Task data:
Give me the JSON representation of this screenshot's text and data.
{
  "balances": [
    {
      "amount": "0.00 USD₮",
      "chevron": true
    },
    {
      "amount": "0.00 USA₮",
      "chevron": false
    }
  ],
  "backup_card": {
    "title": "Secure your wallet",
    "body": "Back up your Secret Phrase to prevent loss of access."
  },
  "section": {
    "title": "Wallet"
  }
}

Directions for this task:
Reproduce all data above, unchanged.

The solution:
Give me the JSON representation of this screenshot's text and data.
{
  "balances": [
    {
      "amount": "0.00 USD₮",
      "chevron": true
    },
    {
      "amount": "0.00 USA₮",
      "chevron": false
    }
  ],
  "backup_card": {
    "title": "Secure your wallet",
    "body": "Back up your Secret Phrase to prevent loss of access."
  },
  "section": {
    "title": "Wallet"
  }
}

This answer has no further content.